● Data entries

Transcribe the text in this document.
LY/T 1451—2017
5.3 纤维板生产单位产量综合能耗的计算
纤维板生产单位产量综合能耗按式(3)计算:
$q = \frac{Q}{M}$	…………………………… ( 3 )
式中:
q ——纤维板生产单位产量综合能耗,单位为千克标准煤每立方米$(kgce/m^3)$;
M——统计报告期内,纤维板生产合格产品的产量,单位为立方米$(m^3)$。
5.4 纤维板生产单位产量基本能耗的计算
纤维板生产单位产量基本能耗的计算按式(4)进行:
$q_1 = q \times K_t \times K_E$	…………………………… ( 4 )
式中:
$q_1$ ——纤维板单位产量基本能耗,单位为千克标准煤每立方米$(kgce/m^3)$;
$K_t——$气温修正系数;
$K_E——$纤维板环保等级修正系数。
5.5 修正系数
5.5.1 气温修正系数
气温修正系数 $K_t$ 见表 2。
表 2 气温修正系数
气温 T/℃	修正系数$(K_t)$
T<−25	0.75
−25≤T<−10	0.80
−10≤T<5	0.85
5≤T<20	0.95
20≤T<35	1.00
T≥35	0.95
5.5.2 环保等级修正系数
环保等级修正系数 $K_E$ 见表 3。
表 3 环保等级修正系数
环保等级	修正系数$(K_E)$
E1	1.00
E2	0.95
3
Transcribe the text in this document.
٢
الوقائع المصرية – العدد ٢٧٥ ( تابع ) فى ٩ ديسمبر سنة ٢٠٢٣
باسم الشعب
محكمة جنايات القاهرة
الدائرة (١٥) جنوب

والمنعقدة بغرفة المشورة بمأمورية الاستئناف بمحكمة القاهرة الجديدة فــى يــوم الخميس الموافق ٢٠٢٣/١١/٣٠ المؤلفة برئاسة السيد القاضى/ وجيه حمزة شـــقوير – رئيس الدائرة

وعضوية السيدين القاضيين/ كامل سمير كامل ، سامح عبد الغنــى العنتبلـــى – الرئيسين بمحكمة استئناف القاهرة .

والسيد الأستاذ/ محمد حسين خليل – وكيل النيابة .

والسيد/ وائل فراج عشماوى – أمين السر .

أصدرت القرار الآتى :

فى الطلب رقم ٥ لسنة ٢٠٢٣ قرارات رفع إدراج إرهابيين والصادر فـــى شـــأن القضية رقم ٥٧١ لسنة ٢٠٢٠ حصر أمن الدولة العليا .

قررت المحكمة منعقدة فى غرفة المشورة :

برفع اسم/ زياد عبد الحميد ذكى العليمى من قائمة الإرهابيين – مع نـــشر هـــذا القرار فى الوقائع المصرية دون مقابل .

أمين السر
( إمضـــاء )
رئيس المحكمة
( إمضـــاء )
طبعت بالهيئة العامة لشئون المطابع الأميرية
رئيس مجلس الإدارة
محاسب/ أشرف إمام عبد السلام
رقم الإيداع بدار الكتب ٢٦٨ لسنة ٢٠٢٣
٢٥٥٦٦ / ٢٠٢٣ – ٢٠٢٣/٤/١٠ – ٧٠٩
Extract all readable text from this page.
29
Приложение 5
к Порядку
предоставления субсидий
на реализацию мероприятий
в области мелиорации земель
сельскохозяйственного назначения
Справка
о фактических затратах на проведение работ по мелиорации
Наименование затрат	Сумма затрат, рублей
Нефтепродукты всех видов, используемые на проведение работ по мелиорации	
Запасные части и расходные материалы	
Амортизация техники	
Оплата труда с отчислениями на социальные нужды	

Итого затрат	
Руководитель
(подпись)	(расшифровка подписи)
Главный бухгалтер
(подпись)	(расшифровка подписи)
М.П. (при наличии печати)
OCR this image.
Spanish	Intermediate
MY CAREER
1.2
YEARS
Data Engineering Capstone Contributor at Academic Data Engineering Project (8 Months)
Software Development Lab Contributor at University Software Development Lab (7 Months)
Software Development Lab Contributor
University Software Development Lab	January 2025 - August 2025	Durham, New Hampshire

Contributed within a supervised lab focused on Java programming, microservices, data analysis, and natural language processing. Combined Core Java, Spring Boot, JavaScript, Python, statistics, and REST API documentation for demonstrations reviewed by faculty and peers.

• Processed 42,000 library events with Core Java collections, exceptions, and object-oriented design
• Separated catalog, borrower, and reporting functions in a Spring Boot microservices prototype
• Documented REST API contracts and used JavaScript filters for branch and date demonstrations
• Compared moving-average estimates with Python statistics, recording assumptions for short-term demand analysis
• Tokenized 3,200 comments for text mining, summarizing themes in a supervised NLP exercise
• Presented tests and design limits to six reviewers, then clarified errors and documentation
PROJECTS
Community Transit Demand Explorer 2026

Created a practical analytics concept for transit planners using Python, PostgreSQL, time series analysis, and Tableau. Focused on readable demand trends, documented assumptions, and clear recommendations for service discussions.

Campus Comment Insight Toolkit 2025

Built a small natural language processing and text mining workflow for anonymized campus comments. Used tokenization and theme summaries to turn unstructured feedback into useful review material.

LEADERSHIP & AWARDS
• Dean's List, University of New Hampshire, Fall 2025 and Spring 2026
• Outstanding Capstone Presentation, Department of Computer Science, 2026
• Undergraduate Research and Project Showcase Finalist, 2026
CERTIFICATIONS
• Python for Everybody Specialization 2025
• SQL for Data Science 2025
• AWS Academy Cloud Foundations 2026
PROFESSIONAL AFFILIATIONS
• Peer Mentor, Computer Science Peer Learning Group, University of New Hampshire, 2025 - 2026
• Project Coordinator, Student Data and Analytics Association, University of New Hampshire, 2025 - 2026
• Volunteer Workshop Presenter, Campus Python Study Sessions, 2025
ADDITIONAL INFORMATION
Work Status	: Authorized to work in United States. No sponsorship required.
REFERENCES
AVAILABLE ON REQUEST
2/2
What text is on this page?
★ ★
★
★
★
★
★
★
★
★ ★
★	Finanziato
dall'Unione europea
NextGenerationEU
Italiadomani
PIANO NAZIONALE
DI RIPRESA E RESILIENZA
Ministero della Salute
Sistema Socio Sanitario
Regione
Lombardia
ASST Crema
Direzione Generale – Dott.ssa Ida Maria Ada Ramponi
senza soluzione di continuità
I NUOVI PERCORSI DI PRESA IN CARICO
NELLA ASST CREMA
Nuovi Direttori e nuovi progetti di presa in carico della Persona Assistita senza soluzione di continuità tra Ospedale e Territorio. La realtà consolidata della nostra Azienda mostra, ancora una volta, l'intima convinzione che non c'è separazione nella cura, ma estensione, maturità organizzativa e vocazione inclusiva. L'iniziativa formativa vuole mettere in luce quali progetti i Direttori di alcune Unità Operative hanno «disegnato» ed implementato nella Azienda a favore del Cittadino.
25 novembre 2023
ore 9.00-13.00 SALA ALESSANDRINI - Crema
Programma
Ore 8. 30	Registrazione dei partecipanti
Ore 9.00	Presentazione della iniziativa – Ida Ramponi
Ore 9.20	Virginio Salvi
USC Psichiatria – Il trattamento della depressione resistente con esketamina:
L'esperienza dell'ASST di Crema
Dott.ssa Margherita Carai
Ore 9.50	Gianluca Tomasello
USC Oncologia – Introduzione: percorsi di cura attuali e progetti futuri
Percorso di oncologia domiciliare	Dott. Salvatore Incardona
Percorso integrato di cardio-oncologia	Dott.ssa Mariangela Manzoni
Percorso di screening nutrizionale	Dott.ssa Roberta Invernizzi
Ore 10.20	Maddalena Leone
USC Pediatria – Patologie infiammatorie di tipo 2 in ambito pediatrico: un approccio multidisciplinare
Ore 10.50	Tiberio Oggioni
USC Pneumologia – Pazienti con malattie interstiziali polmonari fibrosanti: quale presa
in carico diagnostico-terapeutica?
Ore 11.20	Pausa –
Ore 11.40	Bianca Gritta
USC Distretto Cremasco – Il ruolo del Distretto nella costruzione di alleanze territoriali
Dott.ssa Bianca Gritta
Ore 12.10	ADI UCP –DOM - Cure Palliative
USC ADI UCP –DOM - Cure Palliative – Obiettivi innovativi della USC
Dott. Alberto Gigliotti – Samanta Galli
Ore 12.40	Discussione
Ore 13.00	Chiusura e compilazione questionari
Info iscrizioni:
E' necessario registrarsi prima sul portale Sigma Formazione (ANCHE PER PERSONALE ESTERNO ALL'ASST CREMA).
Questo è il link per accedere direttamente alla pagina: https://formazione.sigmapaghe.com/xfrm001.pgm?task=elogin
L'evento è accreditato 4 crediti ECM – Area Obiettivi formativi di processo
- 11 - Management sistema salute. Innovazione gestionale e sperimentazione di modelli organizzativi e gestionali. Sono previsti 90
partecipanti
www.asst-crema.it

● Written task
Copy out every line from the data above that has "المشورة" in it.

● Exercise response
والمنعقدة بغرفة المشورة بمأمورية الاستئناف بمحكمة القاهرة الجديدة فــى يــوم الخميس الموافق ٢٠٢٣/١١/٣٠ المؤلفة برئاسة السيد القاضى/ وجيه حمزة شـــقوير – رئيس الدائرة
قررت المحكمة منعقدة فى غرفة المشورة :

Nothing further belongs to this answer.